- INSTRUCTIONS TO FOLLOW -
Only the number is wanted: how many lines hold the word "this"?

┄┄┄┄┄┄┄┄┄┄

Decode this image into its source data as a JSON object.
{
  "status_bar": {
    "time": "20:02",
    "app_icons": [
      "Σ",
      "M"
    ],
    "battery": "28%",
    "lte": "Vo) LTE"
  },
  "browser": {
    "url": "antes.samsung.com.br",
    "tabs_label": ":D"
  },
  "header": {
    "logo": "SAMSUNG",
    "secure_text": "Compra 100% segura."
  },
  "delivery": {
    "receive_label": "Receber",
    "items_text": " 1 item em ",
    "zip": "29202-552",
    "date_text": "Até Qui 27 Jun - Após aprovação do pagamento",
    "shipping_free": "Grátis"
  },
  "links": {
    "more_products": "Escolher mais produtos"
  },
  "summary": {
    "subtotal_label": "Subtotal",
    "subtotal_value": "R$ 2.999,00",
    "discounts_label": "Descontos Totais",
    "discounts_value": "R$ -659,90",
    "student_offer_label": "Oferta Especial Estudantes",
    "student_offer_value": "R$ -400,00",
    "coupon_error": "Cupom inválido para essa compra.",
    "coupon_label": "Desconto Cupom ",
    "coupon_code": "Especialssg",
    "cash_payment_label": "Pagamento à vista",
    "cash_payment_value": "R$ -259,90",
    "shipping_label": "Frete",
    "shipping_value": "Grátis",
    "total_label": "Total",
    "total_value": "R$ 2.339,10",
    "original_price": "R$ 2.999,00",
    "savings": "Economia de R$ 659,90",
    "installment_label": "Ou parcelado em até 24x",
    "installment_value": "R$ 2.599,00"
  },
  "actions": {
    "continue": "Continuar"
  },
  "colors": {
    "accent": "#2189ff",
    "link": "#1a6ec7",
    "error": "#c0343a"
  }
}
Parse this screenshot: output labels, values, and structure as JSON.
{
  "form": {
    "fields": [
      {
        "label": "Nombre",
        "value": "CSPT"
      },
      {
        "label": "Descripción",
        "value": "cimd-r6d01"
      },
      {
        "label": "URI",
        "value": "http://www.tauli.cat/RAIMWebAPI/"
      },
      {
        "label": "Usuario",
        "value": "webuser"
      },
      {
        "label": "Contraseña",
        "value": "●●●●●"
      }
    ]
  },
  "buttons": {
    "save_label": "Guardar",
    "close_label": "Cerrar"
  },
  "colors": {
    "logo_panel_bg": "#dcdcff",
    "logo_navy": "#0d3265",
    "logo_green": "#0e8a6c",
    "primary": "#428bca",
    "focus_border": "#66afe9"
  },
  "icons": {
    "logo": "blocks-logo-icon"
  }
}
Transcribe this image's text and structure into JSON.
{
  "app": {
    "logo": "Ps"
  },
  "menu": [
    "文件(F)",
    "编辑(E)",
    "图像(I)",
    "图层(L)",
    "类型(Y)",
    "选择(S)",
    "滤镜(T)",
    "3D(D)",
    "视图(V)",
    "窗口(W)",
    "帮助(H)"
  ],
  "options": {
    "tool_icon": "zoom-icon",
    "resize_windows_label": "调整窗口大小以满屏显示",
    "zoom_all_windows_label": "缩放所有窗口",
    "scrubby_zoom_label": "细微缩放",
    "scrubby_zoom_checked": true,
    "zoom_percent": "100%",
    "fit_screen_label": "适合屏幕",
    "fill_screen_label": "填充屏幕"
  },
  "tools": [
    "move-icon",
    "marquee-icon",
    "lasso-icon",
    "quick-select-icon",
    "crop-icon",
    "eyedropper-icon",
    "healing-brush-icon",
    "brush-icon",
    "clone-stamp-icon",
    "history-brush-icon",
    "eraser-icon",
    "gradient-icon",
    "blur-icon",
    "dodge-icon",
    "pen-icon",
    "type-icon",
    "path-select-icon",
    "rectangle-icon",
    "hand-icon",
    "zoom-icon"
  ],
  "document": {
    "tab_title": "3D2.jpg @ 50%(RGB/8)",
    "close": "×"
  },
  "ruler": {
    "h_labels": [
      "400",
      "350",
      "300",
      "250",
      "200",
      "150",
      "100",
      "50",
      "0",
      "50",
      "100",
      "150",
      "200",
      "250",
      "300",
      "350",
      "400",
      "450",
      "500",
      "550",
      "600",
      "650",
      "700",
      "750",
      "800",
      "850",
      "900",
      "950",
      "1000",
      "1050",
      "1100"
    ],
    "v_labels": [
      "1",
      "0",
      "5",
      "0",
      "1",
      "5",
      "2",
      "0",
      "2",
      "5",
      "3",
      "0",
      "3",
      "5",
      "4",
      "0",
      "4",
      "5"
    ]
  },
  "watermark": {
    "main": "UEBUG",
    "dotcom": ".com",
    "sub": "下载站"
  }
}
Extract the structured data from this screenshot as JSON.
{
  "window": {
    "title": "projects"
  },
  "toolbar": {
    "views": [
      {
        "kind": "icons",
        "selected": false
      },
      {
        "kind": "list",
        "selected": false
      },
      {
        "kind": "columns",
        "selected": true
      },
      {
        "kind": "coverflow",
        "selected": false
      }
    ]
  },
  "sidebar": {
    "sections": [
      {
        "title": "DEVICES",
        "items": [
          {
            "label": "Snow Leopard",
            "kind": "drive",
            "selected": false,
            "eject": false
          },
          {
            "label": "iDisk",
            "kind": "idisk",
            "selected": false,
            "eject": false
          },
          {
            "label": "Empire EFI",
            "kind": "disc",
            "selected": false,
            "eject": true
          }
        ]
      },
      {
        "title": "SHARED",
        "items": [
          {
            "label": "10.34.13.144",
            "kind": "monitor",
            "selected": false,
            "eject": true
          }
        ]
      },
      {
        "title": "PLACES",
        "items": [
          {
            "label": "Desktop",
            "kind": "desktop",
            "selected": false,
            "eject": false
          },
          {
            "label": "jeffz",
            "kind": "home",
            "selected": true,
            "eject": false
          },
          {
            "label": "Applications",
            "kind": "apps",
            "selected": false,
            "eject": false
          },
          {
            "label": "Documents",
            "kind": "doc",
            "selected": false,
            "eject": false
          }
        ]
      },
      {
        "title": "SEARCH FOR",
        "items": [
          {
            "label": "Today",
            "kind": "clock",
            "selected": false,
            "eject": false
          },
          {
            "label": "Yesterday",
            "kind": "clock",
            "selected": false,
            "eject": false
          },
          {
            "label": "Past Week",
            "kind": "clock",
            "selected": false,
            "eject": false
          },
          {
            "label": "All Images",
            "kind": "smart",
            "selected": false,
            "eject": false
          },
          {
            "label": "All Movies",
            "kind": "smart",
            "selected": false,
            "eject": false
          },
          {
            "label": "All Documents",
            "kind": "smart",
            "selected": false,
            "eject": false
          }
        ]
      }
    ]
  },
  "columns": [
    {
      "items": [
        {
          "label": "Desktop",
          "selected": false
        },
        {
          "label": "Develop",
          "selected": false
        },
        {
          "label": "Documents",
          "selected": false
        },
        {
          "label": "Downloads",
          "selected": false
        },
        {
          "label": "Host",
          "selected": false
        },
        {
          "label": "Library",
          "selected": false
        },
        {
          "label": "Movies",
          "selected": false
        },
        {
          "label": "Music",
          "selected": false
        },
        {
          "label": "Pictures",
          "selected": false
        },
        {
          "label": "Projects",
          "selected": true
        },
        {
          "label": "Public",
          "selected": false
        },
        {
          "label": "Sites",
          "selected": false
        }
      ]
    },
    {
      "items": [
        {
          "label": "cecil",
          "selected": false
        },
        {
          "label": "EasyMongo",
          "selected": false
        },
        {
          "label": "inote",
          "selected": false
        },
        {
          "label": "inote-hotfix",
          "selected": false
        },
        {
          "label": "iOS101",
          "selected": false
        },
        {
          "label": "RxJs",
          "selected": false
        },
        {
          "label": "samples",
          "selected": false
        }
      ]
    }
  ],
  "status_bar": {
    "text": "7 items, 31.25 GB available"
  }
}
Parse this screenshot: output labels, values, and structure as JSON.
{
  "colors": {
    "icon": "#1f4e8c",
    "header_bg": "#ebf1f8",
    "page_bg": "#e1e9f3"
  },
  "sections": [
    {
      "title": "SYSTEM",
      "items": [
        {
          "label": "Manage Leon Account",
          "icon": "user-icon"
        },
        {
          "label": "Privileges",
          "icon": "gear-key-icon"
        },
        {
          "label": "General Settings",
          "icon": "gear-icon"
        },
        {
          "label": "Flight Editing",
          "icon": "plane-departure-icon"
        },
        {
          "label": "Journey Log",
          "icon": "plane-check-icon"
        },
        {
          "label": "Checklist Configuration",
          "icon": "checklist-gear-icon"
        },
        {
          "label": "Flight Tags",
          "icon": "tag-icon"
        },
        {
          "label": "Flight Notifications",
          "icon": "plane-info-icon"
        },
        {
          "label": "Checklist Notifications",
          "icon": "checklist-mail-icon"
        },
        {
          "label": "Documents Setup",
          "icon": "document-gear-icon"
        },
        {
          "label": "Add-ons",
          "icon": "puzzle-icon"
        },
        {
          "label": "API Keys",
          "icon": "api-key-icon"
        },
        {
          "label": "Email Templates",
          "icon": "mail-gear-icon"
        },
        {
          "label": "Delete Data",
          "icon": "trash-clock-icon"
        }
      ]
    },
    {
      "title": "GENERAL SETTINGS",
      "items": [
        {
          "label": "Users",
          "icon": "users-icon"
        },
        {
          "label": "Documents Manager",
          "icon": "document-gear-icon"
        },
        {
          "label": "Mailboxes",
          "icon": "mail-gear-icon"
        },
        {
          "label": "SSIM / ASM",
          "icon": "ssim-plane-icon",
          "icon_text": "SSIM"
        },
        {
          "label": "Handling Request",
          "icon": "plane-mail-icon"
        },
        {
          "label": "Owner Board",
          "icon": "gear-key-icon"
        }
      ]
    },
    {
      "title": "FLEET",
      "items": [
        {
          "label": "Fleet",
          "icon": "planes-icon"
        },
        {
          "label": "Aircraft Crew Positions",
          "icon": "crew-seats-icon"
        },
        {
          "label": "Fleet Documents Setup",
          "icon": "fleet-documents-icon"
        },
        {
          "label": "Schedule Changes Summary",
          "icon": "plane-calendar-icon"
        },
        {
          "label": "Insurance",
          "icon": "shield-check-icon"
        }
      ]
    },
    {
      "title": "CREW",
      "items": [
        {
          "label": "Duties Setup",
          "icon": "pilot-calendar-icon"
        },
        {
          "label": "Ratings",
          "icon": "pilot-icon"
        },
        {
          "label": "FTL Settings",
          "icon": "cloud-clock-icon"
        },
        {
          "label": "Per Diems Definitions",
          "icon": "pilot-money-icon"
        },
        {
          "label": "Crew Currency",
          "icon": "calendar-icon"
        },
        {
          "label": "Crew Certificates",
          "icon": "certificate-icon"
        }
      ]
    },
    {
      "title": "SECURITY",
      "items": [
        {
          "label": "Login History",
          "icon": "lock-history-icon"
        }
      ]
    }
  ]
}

┄┄┄┄┄┄┄┄┄┄

- RESPONSE BELOW -
5